▶ GOAL
Return all lines where the word "pattern" can be found.

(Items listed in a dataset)
########################################
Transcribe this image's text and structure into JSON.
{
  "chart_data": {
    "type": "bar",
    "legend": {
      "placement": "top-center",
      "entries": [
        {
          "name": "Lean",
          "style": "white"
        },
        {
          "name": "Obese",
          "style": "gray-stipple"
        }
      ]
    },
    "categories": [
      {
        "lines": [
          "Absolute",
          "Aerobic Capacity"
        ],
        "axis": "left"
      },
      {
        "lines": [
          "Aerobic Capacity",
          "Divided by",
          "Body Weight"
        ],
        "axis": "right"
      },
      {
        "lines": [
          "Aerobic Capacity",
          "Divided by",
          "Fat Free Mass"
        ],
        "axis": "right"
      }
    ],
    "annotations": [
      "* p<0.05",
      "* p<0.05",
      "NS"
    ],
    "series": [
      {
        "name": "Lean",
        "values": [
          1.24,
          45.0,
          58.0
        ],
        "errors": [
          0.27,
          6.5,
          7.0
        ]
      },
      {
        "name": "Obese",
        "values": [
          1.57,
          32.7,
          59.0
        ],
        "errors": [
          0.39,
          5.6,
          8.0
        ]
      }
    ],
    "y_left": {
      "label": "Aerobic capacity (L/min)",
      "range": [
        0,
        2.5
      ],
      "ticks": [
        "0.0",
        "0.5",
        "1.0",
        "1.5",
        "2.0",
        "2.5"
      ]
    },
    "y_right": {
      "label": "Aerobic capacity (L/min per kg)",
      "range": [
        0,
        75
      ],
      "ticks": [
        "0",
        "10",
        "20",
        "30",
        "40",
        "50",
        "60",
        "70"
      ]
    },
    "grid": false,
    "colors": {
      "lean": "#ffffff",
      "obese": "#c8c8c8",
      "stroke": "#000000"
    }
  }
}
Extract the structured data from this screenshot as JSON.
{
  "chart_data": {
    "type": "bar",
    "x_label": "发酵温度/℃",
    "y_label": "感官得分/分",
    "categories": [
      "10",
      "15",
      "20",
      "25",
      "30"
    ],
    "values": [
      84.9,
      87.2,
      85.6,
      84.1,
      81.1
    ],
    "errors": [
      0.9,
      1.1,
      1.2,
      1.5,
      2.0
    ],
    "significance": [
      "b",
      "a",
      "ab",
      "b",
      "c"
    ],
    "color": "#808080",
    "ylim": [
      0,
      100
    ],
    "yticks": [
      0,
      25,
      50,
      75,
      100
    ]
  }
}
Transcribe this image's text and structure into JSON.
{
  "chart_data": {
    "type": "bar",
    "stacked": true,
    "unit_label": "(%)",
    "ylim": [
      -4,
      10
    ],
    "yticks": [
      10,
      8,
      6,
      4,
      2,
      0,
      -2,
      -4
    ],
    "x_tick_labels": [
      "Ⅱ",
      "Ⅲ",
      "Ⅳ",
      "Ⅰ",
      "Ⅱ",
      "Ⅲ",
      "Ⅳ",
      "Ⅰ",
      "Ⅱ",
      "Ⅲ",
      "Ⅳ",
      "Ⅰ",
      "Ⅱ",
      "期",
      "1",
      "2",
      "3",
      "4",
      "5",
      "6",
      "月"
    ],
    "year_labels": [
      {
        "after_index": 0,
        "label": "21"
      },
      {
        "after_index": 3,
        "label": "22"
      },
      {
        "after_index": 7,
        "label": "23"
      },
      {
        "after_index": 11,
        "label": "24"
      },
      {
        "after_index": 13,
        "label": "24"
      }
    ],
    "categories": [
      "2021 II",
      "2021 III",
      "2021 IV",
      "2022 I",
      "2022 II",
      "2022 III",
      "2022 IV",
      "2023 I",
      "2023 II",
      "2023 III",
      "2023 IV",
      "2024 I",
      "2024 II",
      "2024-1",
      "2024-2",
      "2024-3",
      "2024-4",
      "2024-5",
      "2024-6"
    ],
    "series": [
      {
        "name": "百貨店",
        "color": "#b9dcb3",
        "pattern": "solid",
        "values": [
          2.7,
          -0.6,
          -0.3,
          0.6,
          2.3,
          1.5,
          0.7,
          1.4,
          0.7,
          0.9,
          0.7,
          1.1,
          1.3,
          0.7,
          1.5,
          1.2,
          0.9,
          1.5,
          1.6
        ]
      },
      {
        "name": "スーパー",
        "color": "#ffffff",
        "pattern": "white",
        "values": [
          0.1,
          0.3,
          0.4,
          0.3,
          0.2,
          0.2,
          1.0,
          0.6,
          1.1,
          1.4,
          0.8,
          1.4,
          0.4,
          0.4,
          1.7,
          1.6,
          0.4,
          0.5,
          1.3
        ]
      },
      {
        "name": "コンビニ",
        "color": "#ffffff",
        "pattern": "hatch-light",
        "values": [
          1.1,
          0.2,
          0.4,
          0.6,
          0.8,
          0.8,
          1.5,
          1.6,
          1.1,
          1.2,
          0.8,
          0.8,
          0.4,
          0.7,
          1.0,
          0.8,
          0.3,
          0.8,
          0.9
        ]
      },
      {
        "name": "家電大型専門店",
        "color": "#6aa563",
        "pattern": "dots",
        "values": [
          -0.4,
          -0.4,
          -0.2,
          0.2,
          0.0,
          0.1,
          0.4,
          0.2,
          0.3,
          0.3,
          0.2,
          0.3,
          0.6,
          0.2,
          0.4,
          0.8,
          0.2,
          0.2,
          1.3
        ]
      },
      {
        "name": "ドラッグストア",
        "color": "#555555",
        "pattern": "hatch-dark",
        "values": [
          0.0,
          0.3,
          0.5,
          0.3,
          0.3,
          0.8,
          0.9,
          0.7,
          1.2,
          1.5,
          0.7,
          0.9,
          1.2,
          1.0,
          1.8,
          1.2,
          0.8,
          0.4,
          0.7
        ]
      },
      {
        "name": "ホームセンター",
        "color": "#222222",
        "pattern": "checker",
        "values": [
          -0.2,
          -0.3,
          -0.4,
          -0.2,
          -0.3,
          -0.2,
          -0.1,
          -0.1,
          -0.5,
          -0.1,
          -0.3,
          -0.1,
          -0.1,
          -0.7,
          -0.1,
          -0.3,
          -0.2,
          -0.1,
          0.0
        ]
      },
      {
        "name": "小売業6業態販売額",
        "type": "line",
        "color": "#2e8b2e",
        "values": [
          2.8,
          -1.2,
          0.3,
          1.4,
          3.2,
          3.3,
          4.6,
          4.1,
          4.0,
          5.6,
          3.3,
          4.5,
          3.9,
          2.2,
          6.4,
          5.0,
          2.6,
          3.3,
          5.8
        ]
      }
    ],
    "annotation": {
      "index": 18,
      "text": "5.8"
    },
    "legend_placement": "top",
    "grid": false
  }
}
########################################
▶ RESPONSE
        "pattern": "solid",
        "pattern": "white",
        "pattern": "hatch-light",
        "pattern": "dots",
        "pattern": "hatch-dark",
        "pattern": "checker",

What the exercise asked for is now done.